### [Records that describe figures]

□ □ □

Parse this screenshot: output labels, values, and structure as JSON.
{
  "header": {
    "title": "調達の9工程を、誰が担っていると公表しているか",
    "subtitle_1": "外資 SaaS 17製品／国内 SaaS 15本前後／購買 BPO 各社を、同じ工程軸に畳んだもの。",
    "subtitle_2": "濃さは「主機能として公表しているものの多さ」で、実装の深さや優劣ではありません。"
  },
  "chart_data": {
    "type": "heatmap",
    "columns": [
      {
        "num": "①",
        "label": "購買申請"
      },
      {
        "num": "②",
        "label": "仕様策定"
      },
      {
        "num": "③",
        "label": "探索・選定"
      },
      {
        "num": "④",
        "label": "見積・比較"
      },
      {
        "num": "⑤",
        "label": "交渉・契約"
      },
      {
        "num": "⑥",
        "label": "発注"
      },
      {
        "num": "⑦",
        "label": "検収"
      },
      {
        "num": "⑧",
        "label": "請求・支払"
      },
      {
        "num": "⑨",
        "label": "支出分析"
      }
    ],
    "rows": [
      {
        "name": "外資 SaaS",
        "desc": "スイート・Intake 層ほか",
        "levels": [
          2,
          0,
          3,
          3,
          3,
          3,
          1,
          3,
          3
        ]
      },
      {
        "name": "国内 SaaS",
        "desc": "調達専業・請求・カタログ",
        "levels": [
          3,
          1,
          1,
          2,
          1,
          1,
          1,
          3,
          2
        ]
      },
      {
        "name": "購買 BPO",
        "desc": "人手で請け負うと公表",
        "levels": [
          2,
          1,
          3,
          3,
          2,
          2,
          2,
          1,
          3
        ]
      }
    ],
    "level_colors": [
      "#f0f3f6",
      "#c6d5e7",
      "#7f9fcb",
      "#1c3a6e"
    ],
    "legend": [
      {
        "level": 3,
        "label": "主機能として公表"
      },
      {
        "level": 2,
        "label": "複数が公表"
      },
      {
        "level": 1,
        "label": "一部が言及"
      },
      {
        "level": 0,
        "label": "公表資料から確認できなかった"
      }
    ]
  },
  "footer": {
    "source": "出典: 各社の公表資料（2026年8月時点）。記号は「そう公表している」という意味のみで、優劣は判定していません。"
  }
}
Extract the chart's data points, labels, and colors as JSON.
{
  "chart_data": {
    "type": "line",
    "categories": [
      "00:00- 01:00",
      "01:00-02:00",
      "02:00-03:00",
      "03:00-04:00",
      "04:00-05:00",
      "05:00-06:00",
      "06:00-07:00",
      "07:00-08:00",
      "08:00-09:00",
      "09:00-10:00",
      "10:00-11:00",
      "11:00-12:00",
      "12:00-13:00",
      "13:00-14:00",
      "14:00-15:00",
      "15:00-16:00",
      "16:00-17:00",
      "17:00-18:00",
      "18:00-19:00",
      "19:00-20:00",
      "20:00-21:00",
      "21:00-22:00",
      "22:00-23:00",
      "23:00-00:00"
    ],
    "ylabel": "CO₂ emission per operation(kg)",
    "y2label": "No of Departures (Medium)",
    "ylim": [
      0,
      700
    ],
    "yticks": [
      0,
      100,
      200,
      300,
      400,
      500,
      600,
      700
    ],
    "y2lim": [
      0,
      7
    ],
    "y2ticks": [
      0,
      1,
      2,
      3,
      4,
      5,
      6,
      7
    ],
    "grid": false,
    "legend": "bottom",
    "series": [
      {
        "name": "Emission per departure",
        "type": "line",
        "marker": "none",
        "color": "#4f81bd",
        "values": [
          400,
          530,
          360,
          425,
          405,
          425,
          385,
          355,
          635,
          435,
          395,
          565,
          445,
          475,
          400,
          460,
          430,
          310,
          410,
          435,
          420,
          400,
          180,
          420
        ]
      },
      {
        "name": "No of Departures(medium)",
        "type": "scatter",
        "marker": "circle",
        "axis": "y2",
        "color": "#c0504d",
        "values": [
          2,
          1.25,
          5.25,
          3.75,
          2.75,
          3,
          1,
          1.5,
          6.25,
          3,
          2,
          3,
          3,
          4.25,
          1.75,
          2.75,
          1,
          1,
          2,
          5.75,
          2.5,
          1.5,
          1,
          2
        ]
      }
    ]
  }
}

□ □ □

### [Directions for this task]
Type out the material again exactly as presented.

### [Exercise result]
Parse this screenshot: output labels, values, and structure as JSON.
{
  "header": {
    "title": "調達の9工程を、誰が担っていると公表しているか",
    "subtitle_1": "外資 SaaS 17製品／国内 SaaS 15本前後／購買 BPO 各社を、同じ工程軸に畳んだもの。",
    "subtitle_2": "濃さは「主機能として公表しているものの多さ」で、実装の深さや優劣ではありません。"
  },
  "chart_data": {
    "type": "heatmap",
    "columns": [
      {
        "num": "①",
        "label": "購買申請"
      },
      {
        "num": "②",
        "label": "仕様策定"
      },
      {
        "num": "③",
        "label": "探索・選定"
      },
      {
        "num": "④",
        "label": "見積・比較"
      },
      {
        "num": "⑤",
        "label": "交渉・契約"
      },
      {
        "num": "⑥",
        "label": "発注"
      },
      {
        "num": "⑦",
        "label": "検収"
      },
      {
        "num": "⑧",
        "label": "請求・支払"
      },
      {
        "num": "⑨",
        "label": "支出分析"
      }
    ],
    "rows": [
      {
        "name": "外資 SaaS",
        "desc": "スイート・Intake 層ほか",
        "levels": [
          2,
          0,
          3,
          3,
          3,
          3,
          1,
          3,
          3
        ]
      },
      {
        "name": "国内 SaaS",
        "desc": "調達専業・請求・カタログ",
        "levels": [
          3,
          1,
          1,
          2,
          1,
          1,
          1,
          3,
          2
        ]
      },
      {
        "name": "購買 BPO",
        "desc": "人手で請け負うと公表",
        "levels": [
          2,
          1,
          3,
          3,
          2,
          2,
          2,
          1,
          3
        ]
      }
    ],
    "level_colors": [
      "#f0f3f6",
      "#c6d5e7",
      "#7f9fcb",
      "#1c3a6e"
    ],
    "legend": [
      {
        "level": 3,
        "label": "主機能として公表"
      },
      {
        "level": 2,
        "label": "複数が公表"
      },
      {
        "level": 1,
        "label": "一部が言及"
      },
      {
        "level": 0,
        "label": "公表資料から確認できなかった"
      }
    ]
  },
  "footer": {
    "source": "出典: 各社の公表資料（2026年8月時点）。記号は「そう公表している」という意味のみで、優劣は判定していません。"
  }
}
Extract the chart's data points, labels, and colors as JSON.
{
  "chart_data": {
    "type": "line",
    "categories": [
      "00:00- 01:00",
      "01:00-02:00",
      "02:00-03:00",
      "03:00-04:00",
      "04:00-05:00",
      "05:00-06:00",
      "06:00-07:00",
      "07:00-08:00",
      "08:00-09:00",
      "09:00-10:00",
      "10:00-11:00",
      "11:00-12:00",
      "12:00-13:00",
      "13:00-14:00",
      "14:00-15:00",
      "15:00-16:00",
      "16:00-17:00",
      "17:00-18:00",
      "18:00-19:00",
      "19:00-20:00",
      "20:00-21:00",
      "21:00-22:00",
      "22:00-23:00",
      "23:00-00:00"
    ],
    "ylabel": "CO₂ emission per operation(kg)",
    "y2label": "No of Departures (Medium)",
    "ylim": [
      0,
      700
    ],
    "yticks": [
      0,
      100,
      200,
      300,
      400,
      500,
      600,
      700
    ],
    "y2lim": [
      0,
      7
    ],
    "y2ticks": [
      0,
      1,
      2,
      3,
      4,
      5,
      6,
      7
    ],
    "grid": false,
    "legend": "bottom",
    "series": [
      {
        "name": "Emission per departure",
        "type": "line",
        "marker": "none",
        "color": "#4f81bd",
        "values": [
          400,
          530,
          360,
          425,
          405,
          425,
          385,
          355,
          635,
          435,
          395,
          565,
          445,
          475,
          400,
          460,
          430,
          310,
          410,
          435,
          420,
          400,
          180,
          420
        ]
      },
      {
        "name": "No of Departures(medium)",
        "type": "scatter",
        "marker": "circle",
        "axis": "y2",
        "color": "#c0504d",
        "values": [
          2,
          1.25,
          5.25,
          3.75,
          2.75,
          3,
          1,
          1.5,
          6.25,
          3,
          2,
          3,
          3,
          4.25,
          1.75,
          2.75,
          1,
          1,
          2,
          5.75,
          2.5,
          1.5,
          1,
          2
        ]
      }
    ]
  }
}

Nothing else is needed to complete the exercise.